Dataset records:
---*---

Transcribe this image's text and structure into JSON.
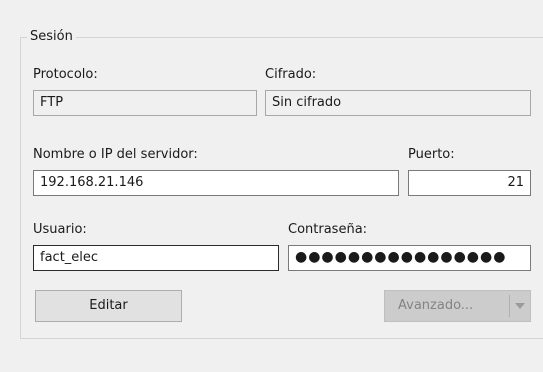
{
  "session": {
    "group_title": "Sesión",
    "protocol": {
      "label": "Protocolo:",
      "value": "FTP"
    },
    "encryption": {
      "label": "Cifrado:",
      "value": "Sin cifrado"
    },
    "host": {
      "label": "Nombre o IP del servidor:",
      "value": "192.168.21.146"
    },
    "port": {
      "label": "Puerto:",
      "value": "21"
    },
    "user": {
      "label": "Usuario:",
      "value": "fact_elec"
    },
    "password": {
      "label": "Contraseña:",
      "value": "●●●●●●●●●●●●●●●●"
    },
    "edit_button": "Editar",
    "advanced_button": "Avanzado...",
    "advanced_arrow_icon": "chevron-down-icon"
  }
}
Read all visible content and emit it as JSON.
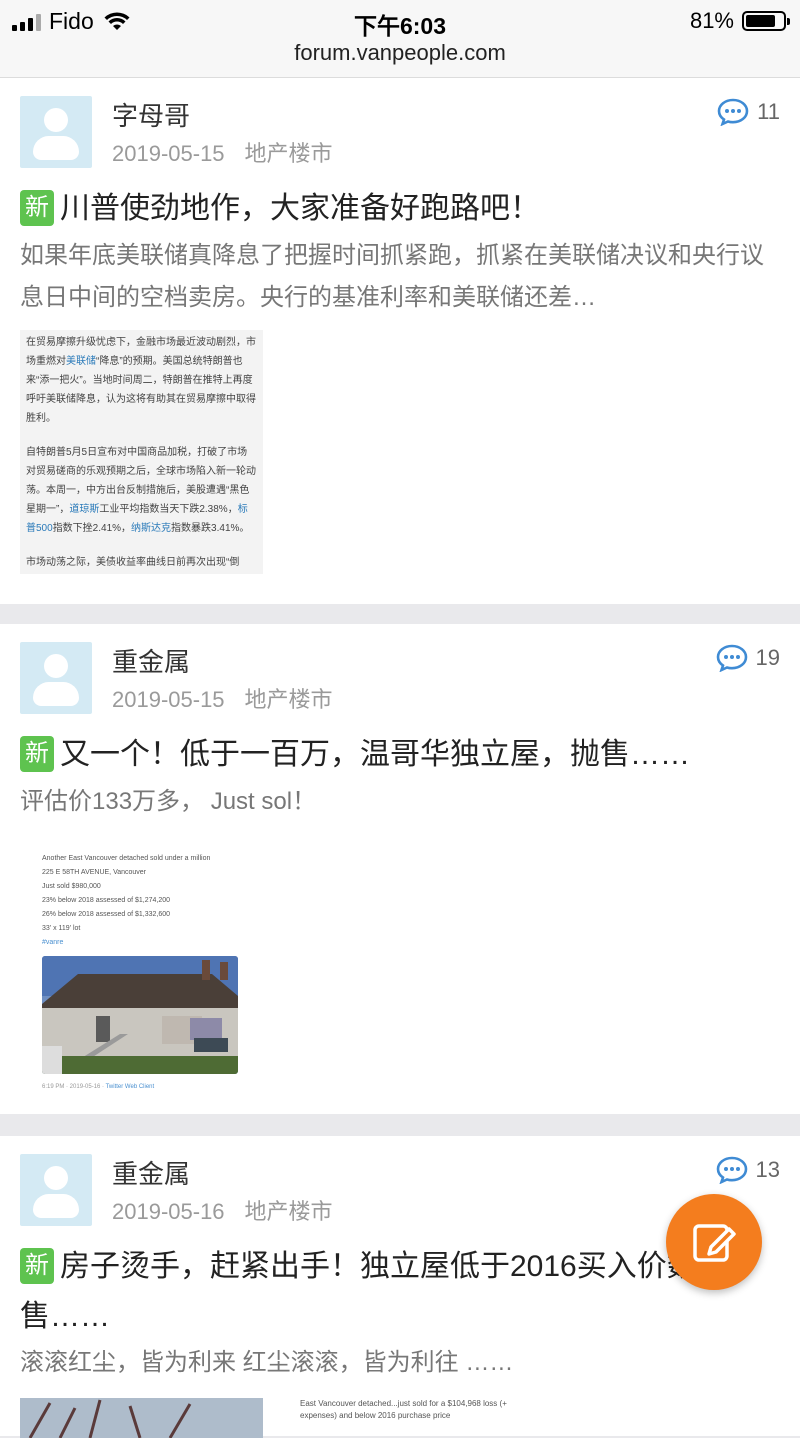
{
  "status_bar": {
    "carrier": "Fido",
    "time": "下午6:03",
    "url": "forum.vanpeople.com",
    "battery_percent": "81%",
    "battery_level": 0.81
  },
  "posts": [
    {
      "author": "字母哥",
      "date": "2019-05-15",
      "category": "地产楼市",
      "comment_count": "11",
      "badge": "新",
      "title": "川普使劲地作，大家准备好跑路吧！",
      "excerpt": "如果年底美联储真降息了把握时间抓紧跑，抓紧在美联储决议和央行议息日中间的空档卖房。央行的基准利率和美联储还差…",
      "thumb": {
        "p1a": "在贸易摩擦升级忧虑下，金融市场最近波动剧烈，市场重燃对",
        "p1_link": "美联储",
        "p1b": "“降息”的预期。美国总统特朗普也来“添一把火”。当地时间周二，特朗普在推特上再度呼吁美联储降息，认为这将有助其在贸易摩擦中取得胜利。",
        "p2a": "自特朗普5月5日宣布对中国商品加税，打破了市场对贸易磋商的乐观预期之后，全球市场陷入新一轮动荡。本周一，中方出台反制措施后，美股遭遇“黑色星期一”，",
        "p2_link1": "道琼斯",
        "p2b": "工业平均指数当天下跌2.38%，",
        "p2_link2": "标普500",
        "p2c": "指数下挫2.41%，",
        "p2_link3": "纳斯达克",
        "p2d": "指数暴跌3.41%。",
        "p3": "市场动荡之际，美债收益率曲线日前再次出现“倒"
      }
    },
    {
      "author": "重金属",
      "date": "2019-05-15",
      "category": "地产楼市",
      "comment_count": "19",
      "badge": "新",
      "title": "又一个！低于一百万，温哥华独立屋，抛售……",
      "excerpt": "评估价133万多， Just sol！",
      "tweet": {
        "line1": "Another East Vancouver detached sold under a million",
        "line2": "225 E 58TH AVENUE, Vancouver",
        "line3": "Just sold $980,000",
        "line4": "23% below 2018 assessed of $1,274,200",
        "line5": "26% below 2018 assessed of $1,332,600",
        "line6": "33' x 119' lot",
        "hashtag": "#vanre",
        "footer_time": "6:19 PM · 2019-05-16 · ",
        "footer_client": "Twitter Web Client"
      }
    },
    {
      "author": "重金属",
      "date": "2019-05-16",
      "category": "地产楼市",
      "comment_count": "13",
      "badge": "新",
      "title": "房子烫手，赶紧出手！独立屋低于2016买入价数抛售……",
      "excerpt": "滚滚红尘，皆为利来 红尘滚滚，皆为利往 ……",
      "thumb2_text": "East Vancouver detached...just sold for a $104,968 loss (+ expenses) and below 2016 purchase price"
    }
  ],
  "icons": {
    "comment": "comment-bubble-icon",
    "avatar": "user-avatar-icon",
    "compose": "compose-edit-icon",
    "wifi": "wifi-icon",
    "signal": "signal-bars-icon",
    "battery": "battery-icon"
  },
  "colors": {
    "badge_green": "#5ec34f",
    "fab_orange": "#f47d1e",
    "comment_blue": "#3f8bd4",
    "avatar_bg": "#d4eaf4"
  }
}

---*---

▸ What is asked
Omit the pictures and give the material again, exactly and in full.

▸ Correct response
Transcribe this image's text and structure into JSON.
{
  "session": {
    "group_title": "Sesión",
    "protocol": {
      "label": "Protocolo:",
      "value": "FTP"
    },
    "encryption": {
      "label": "Cifrado:",
      "value": "Sin cifrado"
    },
    "host": {
      "label": "Nombre o IP del servidor:",
      "value": "192.168.21.146"
    },
    "port": {
      "label": "Puerto:",
      "value": "21"
    },
    "user": {
      "label": "Usuario:",
      "value": "fact_elec"
    },
    "password": {
      "label": "Contraseña:",
      "value": "●●●●●●●●●●●●●●●●"
    },
    "edit_button": "Editar",
    "advanced_button": "Avanzado...",
    "advanced_arrow_icon": "chevron-down-icon"
  }
}
Read all visible content and emit it as JSON.
{
  "status_bar": {
    "carrier": "Fido",
    "time": "下午6:03",
    "url": "forum.vanpeople.com",
    "battery_percent": "81%",
    "battery_level": 0.81
  },
  "posts": [
    {
      "author": "字母哥",
      "date": "2019-05-15",
      "category": "地产楼市",
      "comment_count": "11",
      "badge": "新",
      "title": "川普使劲地作，大家准备好跑路吧！",
      "excerpt": "如果年底美联储真降息了把握时间抓紧跑，抓紧在美联储决议和央行议息日中间的空档卖房。央行的基准利率和美联储还差…",
      "thumb": {
        "p1a": "在贸易摩擦升级忧虑下，金融市场最近波动剧烈，市场重燃对",
        "p1_link": "美联储",
        "p1b": "“降息”的预期。美国总统特朗普也来“添一把火”。当地时间周二，特朗普在推特上再度呼吁美联储降息，认为这将有助其在贸易摩擦中取得胜利。",
        "p2a": "自特朗普5月5日宣布对中国商品加税，打破了市场对贸易磋商的乐观预期之后，全球市场陷入新一轮动荡。本周一，中方出台反制措施后，美股遭遇“黑色星期一”，",
        "p2_link1": "道琼斯",
        "p2b": "工业平均指数当天下跌2.38%，",
        "p2_link2": "标普500",
        "p2c": "指数下挫2.41%，",
        "p2_link3": "纳斯达克",
        "p2d": "指数暴跌3.41%。",
        "p3": "市场动荡之际，美债收益率曲线日前再次出现“倒"
      }
    },
    {
      "author": "重金属",
      "date": "2019-05-15",
      "category": "地产楼市",
      "comment_count": "19",
      "badge": "新",
      "title": "又一个！低于一百万，温哥华独立屋，抛售……",
      "excerpt": "评估价133万多， Just sol！",
      "tweet": {
        "line1": "Another East Vancouver detached sold under a million",
        "line2": "225 E 58TH AVENUE, Vancouver",
        "line3": "Just sold $980,000",
        "line4": "23% below 2018 assessed of $1,274,200",
        "line5": "26% below 2018 assessed of $1,332,600",
        "line6": "33' x 119' lot",
        "hashtag": "#vanre",
        "footer_time": "6:19 PM · 2019-05-16 · ",
        "footer_client": "Twitter Web Client"
      }
    },
    {
      "author": "重金属",
      "date": "2019-05-16",
      "category": "地产楼市",
      "comment_count": "13",
      "badge": "新",
      "title": "房子烫手，赶紧出手！独立屋低于2016买入价数抛售……",
      "excerpt": "滚滚红尘，皆为利来 红尘滚滚，皆为利往 ……",
      "thumb2_text": "East Vancouver detached...just sold for a $104,968 loss (+ expenses) and below 2016 purchase price"
    }
  ],
  "icons": {
    "comment": "comment-bubble-icon",
    "avatar": "user-avatar-icon",
    "compose": "compose-edit-icon",
    "wifi": "wifi-icon",
    "signal": "signal-bars-icon",
    "battery": "battery-icon"
  },
  "colors": {
    "badge_green": "#5ec34f",
    "fab_orange": "#f47d1e",
    "comment_blue": "#3f8bd4",
    "avatar_bg": "#d4eaf4"
  }
}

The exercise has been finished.